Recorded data
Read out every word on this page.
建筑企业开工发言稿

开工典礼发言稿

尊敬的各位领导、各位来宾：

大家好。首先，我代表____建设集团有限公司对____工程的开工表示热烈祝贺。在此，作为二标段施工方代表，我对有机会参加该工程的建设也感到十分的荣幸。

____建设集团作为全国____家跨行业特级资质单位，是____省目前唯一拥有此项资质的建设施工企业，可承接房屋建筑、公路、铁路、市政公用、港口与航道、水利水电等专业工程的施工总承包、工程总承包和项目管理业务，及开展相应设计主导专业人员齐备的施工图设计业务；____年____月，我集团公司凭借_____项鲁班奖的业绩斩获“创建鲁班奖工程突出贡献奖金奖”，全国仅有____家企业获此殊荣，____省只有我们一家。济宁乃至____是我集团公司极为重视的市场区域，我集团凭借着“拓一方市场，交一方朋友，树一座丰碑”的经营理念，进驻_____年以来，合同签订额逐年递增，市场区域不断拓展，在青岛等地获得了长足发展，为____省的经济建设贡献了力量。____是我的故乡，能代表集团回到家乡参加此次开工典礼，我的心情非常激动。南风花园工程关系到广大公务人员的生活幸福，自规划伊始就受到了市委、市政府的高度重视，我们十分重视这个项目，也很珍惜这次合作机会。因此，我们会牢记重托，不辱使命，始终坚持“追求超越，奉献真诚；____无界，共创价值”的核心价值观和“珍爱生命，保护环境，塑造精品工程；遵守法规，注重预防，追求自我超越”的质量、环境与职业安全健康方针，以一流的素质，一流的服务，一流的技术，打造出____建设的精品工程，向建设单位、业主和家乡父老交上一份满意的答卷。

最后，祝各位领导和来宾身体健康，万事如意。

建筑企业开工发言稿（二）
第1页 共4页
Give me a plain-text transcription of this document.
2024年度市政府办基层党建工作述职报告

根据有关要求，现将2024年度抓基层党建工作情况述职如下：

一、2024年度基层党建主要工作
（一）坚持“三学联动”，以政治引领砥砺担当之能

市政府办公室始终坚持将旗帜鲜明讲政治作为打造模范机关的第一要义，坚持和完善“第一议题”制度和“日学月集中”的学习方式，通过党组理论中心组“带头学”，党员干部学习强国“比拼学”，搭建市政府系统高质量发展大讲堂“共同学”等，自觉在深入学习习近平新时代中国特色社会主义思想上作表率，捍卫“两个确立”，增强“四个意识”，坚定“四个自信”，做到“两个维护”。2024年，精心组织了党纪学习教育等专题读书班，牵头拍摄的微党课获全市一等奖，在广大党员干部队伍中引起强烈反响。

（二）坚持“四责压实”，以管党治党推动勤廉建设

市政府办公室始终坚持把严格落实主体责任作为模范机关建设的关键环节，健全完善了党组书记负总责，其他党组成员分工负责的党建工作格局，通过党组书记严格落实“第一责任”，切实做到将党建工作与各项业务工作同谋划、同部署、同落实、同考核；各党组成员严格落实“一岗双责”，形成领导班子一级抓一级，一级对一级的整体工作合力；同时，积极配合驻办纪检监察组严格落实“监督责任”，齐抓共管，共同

==

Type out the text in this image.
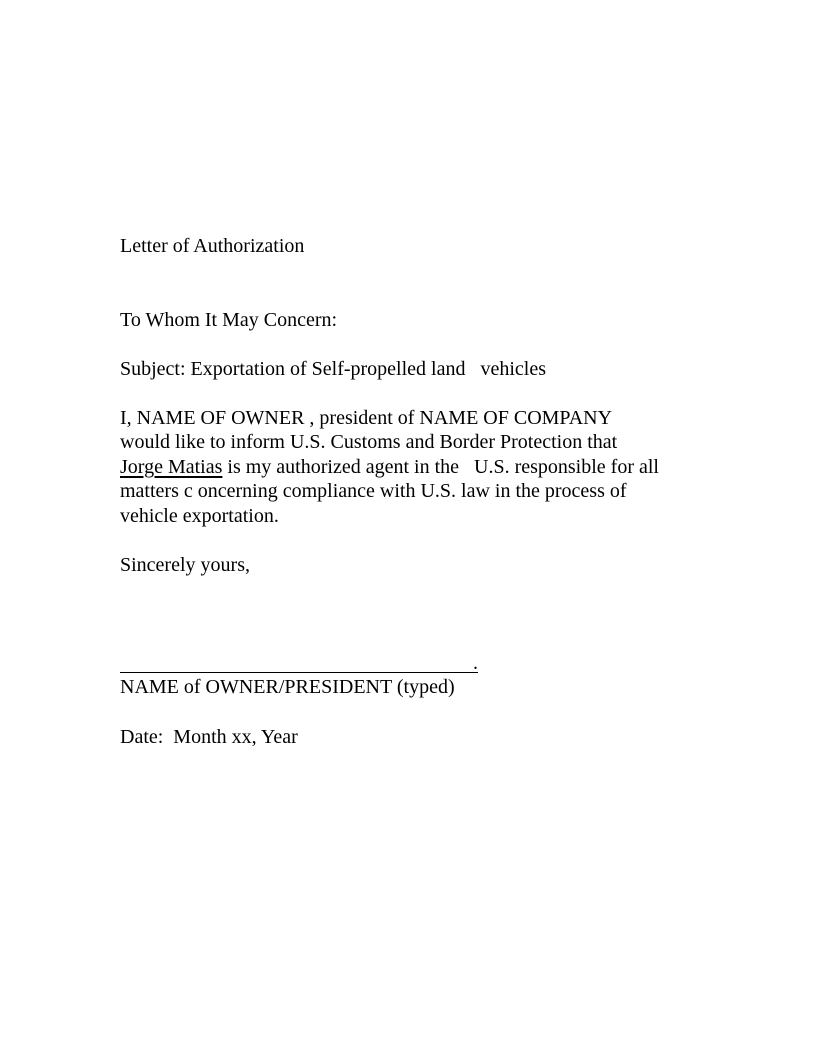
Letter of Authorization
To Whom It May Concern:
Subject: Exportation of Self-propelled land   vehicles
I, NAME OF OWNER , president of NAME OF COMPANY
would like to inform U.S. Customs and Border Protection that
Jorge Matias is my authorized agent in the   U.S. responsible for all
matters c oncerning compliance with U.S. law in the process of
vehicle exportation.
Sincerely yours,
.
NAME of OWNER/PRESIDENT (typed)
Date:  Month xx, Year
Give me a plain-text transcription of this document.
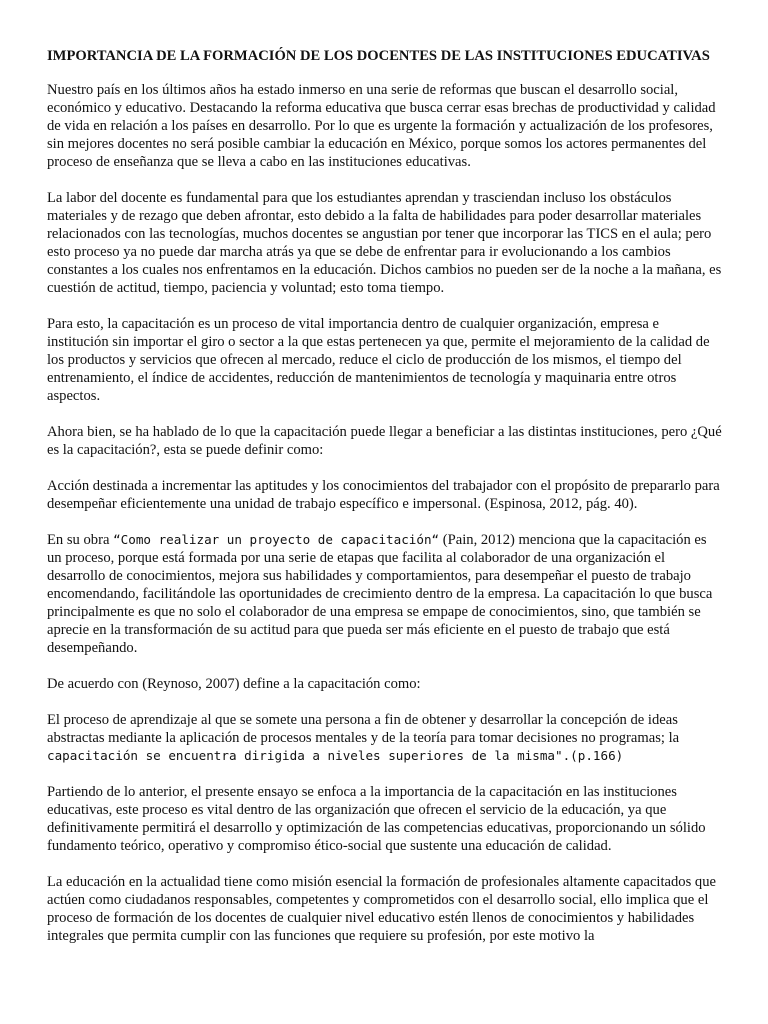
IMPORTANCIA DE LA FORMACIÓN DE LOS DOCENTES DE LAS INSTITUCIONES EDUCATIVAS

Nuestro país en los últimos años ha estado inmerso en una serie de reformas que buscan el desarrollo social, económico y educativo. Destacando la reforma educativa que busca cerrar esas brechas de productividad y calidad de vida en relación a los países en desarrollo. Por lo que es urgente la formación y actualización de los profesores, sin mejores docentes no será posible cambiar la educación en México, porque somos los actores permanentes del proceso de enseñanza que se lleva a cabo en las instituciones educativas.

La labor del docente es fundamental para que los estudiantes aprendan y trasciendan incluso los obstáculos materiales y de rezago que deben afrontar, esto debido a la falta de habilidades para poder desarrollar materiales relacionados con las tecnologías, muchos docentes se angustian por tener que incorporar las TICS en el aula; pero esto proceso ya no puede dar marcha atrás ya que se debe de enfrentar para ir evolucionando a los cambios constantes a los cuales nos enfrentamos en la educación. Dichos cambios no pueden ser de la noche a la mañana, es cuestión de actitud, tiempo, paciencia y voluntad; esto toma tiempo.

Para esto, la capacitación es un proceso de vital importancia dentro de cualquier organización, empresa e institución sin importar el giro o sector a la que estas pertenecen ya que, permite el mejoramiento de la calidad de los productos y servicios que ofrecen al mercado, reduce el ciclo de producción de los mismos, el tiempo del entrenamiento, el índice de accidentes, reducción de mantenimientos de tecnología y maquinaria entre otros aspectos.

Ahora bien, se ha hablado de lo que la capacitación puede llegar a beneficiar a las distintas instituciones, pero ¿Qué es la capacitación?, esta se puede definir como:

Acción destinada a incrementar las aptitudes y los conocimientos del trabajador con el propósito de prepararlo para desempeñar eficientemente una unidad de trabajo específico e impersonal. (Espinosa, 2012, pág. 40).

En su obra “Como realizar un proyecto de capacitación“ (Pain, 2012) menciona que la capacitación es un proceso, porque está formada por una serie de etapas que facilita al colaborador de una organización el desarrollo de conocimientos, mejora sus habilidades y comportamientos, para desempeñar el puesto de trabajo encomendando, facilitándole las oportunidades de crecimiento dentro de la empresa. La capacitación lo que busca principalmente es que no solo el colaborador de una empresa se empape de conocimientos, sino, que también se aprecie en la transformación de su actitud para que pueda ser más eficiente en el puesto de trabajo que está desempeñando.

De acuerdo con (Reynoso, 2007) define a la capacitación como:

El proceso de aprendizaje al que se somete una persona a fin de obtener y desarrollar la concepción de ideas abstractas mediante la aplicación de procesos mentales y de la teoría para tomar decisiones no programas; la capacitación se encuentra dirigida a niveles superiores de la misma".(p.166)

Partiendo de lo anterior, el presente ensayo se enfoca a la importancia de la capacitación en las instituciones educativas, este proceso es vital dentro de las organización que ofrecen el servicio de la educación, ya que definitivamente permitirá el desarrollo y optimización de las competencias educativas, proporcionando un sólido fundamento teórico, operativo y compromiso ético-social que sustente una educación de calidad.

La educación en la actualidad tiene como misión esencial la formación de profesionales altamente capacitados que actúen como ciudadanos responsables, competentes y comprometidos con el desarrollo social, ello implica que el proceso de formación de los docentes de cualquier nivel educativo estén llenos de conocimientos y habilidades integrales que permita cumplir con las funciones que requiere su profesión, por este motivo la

__Exercise task__
Gather up every line from the listing above in which the word "OWNER" occurs.

__Answer to this task__
I, NAME OF OWNER , president of NAME OF COMPANY
NAME of OWNER/PRESIDENT (typed)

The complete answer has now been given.